■ Exercise prompt ■
Copy out all lines carrying the word "tulvaveden".

■ The records ■
** Start **

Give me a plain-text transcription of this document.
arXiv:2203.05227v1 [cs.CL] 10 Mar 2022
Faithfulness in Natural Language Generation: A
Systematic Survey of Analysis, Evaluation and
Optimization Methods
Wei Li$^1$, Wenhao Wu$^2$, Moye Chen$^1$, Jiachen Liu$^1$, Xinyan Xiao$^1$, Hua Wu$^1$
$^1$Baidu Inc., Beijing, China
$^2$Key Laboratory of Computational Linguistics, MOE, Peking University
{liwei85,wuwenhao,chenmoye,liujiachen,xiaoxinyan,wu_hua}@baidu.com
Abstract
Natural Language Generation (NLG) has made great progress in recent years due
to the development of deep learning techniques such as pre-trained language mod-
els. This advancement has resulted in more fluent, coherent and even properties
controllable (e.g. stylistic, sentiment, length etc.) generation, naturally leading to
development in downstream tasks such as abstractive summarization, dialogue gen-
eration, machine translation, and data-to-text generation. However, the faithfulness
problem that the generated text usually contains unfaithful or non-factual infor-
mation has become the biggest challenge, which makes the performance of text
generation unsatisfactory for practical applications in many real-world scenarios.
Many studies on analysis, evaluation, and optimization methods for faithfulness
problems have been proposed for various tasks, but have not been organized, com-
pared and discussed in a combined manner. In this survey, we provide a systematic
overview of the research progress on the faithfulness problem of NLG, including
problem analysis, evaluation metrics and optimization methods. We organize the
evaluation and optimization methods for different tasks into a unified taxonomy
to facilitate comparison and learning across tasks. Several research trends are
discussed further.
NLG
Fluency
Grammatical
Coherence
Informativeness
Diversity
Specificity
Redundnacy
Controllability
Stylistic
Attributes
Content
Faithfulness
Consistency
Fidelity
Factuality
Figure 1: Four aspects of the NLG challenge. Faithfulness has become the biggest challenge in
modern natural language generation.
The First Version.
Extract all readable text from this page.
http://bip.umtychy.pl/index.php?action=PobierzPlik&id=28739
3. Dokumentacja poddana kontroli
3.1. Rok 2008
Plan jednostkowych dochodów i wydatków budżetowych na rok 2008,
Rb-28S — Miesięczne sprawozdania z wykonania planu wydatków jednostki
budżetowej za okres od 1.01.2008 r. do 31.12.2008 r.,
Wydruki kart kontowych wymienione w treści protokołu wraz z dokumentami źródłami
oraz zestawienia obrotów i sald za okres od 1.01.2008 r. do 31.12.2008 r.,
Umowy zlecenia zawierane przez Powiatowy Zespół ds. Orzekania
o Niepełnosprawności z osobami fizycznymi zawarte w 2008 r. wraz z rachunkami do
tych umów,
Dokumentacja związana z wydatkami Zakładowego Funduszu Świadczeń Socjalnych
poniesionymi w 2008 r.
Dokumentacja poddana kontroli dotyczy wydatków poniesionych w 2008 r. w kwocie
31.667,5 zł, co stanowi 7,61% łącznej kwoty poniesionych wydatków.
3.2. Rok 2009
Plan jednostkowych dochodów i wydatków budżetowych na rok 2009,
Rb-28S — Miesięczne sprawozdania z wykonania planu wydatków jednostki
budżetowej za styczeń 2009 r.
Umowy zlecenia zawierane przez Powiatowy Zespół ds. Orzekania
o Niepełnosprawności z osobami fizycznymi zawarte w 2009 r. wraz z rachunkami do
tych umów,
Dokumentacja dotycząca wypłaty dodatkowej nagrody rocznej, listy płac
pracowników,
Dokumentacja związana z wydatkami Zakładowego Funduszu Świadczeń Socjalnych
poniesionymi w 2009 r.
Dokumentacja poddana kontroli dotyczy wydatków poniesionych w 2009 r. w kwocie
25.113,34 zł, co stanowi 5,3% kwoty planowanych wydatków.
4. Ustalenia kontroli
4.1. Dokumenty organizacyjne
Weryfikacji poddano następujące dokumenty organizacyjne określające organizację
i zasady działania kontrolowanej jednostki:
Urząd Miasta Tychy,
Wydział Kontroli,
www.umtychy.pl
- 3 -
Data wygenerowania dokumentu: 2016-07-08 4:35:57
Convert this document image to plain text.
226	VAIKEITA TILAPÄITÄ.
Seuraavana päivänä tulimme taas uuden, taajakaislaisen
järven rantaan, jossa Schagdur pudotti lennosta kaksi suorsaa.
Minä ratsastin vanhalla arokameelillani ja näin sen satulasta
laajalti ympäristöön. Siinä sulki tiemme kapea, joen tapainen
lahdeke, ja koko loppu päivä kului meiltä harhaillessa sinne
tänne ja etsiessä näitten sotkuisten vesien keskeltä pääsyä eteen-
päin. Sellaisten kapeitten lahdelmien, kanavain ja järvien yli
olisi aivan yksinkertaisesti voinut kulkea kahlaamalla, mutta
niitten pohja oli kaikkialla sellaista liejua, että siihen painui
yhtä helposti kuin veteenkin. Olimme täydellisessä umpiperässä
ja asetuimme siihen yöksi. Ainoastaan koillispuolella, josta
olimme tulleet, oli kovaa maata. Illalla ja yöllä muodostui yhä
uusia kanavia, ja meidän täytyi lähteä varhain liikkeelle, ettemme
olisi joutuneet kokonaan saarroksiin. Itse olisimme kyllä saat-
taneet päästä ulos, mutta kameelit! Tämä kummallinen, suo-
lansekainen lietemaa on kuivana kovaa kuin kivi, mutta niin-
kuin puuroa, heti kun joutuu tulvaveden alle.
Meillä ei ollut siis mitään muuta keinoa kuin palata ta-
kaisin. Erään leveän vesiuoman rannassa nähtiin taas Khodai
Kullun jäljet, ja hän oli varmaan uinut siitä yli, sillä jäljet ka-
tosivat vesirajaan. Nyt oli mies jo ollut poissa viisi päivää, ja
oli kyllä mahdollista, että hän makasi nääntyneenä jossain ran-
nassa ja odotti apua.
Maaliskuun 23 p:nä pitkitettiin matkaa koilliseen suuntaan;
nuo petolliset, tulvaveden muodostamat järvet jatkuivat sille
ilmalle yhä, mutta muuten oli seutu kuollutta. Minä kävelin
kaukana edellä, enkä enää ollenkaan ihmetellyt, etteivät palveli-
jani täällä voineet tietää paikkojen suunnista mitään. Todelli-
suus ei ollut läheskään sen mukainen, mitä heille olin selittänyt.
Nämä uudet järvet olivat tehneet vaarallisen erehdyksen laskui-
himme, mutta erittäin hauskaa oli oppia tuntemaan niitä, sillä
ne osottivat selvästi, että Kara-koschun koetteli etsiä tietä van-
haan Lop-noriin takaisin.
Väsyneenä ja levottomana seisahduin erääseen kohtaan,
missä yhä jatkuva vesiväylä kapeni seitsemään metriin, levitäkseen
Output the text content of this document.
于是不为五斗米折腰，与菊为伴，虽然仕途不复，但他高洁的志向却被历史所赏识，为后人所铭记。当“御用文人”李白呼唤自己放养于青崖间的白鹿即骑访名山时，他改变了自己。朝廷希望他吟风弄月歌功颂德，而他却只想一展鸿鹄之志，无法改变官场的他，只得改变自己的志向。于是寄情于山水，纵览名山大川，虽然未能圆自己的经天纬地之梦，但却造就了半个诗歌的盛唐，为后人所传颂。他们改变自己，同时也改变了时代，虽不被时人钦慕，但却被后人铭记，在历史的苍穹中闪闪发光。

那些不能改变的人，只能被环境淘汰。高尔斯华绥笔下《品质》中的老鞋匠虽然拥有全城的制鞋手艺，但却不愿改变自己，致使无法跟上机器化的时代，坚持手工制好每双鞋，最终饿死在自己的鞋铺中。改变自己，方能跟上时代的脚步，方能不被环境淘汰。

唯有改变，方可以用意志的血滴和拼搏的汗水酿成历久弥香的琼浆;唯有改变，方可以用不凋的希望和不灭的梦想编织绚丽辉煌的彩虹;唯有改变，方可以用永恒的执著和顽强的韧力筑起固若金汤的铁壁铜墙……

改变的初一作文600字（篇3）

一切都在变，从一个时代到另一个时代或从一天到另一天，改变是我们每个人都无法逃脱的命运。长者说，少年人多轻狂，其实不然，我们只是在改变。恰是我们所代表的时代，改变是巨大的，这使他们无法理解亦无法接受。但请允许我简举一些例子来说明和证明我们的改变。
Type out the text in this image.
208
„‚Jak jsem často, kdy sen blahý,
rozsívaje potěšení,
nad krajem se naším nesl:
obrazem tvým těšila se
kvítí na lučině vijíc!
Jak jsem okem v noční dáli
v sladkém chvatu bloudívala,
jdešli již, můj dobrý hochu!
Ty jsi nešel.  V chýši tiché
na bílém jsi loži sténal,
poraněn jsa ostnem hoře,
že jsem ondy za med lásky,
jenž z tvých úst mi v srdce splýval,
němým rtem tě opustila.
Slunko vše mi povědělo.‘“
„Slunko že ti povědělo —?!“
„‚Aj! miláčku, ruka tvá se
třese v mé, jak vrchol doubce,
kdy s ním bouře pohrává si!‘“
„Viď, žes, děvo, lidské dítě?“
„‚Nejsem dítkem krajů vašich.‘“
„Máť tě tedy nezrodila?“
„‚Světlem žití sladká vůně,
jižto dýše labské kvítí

** End **

■ Written answer ■
kuin puuroa, heti kun joutuu tulvaveden alle.
nuo petolliset, tulvaveden muodostamat järvet jatkuivat sille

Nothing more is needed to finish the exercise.